*WRITTEN EXERCISE*:
Render every entry verbatim.

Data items
==============================

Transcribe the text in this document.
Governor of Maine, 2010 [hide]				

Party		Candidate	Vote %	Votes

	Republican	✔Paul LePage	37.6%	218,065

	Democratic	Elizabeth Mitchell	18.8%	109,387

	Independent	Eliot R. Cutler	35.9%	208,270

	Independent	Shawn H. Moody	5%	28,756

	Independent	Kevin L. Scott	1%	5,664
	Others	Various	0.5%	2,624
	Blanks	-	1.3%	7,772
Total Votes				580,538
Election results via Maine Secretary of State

==============================

*EXERCISE ANSWER*:
Transcribe the text in this document.
Governor of Maine, 2010 [hide]				

Party		Candidate	Vote %	Votes

	Republican	✔Paul LePage	37.6%	218,065

	Democratic	Elizabeth Mitchell	18.8%	109,387

	Independent	Eliot R. Cutler	35.9%	208,270

	Independent	Shawn H. Moody	5%	28,756

	Independent	Kevin L. Scott	1%	5,664
	Others	Various	0.5%	2,624
	Blanks	-	1.3%	7,772
Total Votes				580,538
Election results via Maine Secretary of State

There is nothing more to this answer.